TASK PROMPT
Nothing may be dropped or altered: reproduce all the data.

INPUT DATA

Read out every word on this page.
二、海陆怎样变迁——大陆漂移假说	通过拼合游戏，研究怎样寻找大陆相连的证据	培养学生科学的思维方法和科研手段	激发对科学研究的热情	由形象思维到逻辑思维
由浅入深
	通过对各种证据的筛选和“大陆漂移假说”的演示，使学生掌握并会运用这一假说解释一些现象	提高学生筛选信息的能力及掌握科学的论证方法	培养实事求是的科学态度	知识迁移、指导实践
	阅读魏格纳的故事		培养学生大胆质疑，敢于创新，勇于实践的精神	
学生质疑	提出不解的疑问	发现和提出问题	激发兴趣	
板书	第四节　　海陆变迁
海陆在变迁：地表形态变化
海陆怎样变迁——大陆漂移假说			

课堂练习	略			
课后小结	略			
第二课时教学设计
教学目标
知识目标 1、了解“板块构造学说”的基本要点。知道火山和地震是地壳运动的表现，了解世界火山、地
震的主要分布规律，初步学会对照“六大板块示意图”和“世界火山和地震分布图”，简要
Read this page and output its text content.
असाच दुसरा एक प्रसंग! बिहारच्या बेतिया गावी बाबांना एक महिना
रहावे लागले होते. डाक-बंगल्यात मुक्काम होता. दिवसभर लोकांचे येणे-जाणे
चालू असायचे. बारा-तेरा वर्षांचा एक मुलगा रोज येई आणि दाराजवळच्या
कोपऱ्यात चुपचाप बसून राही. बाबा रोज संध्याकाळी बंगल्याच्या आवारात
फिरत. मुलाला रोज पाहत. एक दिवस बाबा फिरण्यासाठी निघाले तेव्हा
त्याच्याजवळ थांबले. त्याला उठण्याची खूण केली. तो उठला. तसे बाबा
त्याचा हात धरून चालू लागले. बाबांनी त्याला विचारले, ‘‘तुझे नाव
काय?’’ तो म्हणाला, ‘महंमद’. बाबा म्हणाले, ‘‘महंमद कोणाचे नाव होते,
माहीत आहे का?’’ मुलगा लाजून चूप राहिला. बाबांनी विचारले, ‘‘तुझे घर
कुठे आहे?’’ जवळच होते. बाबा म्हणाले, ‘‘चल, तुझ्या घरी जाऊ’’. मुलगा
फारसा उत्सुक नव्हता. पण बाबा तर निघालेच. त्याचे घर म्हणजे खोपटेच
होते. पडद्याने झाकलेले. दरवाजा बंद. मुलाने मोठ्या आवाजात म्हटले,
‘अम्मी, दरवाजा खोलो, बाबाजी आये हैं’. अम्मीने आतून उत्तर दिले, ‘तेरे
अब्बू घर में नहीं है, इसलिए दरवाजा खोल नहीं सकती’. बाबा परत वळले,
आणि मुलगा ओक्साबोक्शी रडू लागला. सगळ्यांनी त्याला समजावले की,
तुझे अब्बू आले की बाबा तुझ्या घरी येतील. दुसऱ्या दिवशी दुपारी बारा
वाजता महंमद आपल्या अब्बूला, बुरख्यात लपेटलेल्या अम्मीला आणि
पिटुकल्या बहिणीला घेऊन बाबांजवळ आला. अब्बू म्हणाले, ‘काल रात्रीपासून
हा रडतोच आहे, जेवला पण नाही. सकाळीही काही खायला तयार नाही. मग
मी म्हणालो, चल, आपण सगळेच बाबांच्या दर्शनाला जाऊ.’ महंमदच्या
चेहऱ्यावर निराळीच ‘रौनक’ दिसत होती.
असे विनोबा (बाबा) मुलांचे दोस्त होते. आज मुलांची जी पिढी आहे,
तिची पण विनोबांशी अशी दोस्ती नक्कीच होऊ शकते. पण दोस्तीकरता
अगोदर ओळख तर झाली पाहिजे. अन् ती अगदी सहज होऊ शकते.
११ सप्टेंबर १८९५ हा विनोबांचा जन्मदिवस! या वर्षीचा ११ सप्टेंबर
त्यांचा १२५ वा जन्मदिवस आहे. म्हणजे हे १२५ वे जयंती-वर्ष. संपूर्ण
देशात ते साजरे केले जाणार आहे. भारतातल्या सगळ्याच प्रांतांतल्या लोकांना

RESULT OF THIS EXERCISE
Read out every word on this page.
二、海陆怎样变迁——大陆漂移假说	通过拼合游戏，研究怎样寻找大陆相连的证据	培养学生科学的思维方法和科研手段	激发对科学研究的热情	由形象思维到逻辑思维
由浅入深
	通过对各种证据的筛选和“大陆漂移假说”的演示，使学生掌握并会运用这一假说解释一些现象	提高学生筛选信息的能力及掌握科学的论证方法	培养实事求是的科学态度	知识迁移、指导实践
	阅读魏格纳的故事		培养学生大胆质疑，敢于创新，勇于实践的精神	
学生质疑	提出不解的疑问	发现和提出问题	激发兴趣	
板书	第四节　　海陆变迁
海陆在变迁：地表形态变化
海陆怎样变迁——大陆漂移假说			

课堂练习	略			
课后小结	略			
第二课时教学设计
教学目标
知识目标 1、了解“板块构造学说”的基本要点。知道火山和地震是地壳运动的表现，了解世界火山、地
震的主要分布规律，初步学会对照“六大板块示意图”和“世界火山和地震分布图”，简要
Read this page and output its text content.
असाच दुसरा एक प्रसंग! बिहारच्या बेतिया गावी बाबांना एक महिना
रहावे लागले होते. डाक-बंगल्यात मुक्काम होता. दिवसभर लोकांचे येणे-जाणे
चालू असायचे. बारा-तेरा वर्षांचा एक मुलगा रोज येई आणि दाराजवळच्या
कोपऱ्यात चुपचाप बसून राही. बाबा रोज संध्याकाळी बंगल्याच्या आवारात
फिरत. मुलाला रोज पाहत. एक दिवस बाबा फिरण्यासाठी निघाले तेव्हा
त्याच्याजवळ थांबले. त्याला उठण्याची खूण केली. तो उठला. तसे बाबा
त्याचा हात धरून चालू लागले. बाबांनी त्याला विचारले, ‘‘तुझे नाव
काय?’’ तो म्हणाला, ‘महंमद’. बाबा म्हणाले, ‘‘महंमद कोणाचे नाव होते,
माहीत आहे का?’’ मुलगा लाजून चूप राहिला. बाबांनी विचारले, ‘‘तुझे घर
कुठे आहे?’’ जवळच होते. बाबा म्हणाले, ‘‘चल, तुझ्या घरी जाऊ’’. मुलगा
फारसा उत्सुक नव्हता. पण बाबा तर निघालेच. त्याचे घर म्हणजे खोपटेच
होते. पडद्याने झाकलेले. दरवाजा बंद. मुलाने मोठ्या आवाजात म्हटले,
‘अम्मी, दरवाजा खोलो, बाबाजी आये हैं’. अम्मीने आतून उत्तर दिले, ‘तेरे
अब्बू घर में नहीं है, इसलिए दरवाजा खोल नहीं सकती’. बाबा परत वळले,
आणि मुलगा ओक्साबोक्शी रडू लागला. सगळ्यांनी त्याला समजावले की,
तुझे अब्बू आले की बाबा तुझ्या घरी येतील. दुसऱ्या दिवशी दुपारी बारा
वाजता महंमद आपल्या अब्बूला, बुरख्यात लपेटलेल्या अम्मीला आणि
पिटुकल्या बहिणीला घेऊन बाबांजवळ आला. अब्बू म्हणाले, ‘काल रात्रीपासून
हा रडतोच आहे, जेवला पण नाही. सकाळीही काही खायला तयार नाही. मग
मी म्हणालो, चल, आपण सगळेच बाबांच्या दर्शनाला जाऊ.’ महंमदच्या
चेहऱ्यावर निराळीच ‘रौनक’ दिसत होती.
असे विनोबा (बाबा) मुलांचे दोस्त होते. आज मुलांची जी पिढी आहे,
तिची पण विनोबांशी अशी दोस्ती नक्कीच होऊ शकते. पण दोस्तीकरता
अगोदर ओळख तर झाली पाहिजे. अन् ती अगदी सहज होऊ शकते.
११ सप्टेंबर १८९५ हा विनोबांचा जन्मदिवस! या वर्षीचा ११ सप्टेंबर
त्यांचा १२५ वा जन्मदिवस आहे. म्हणजे हे १२५ वे जयंती-वर्ष. संपूर्ण
देशात ते साजरे केले जाणार आहे. भारतातल्या सगळ्याच प्रांतांतल्या लोकांना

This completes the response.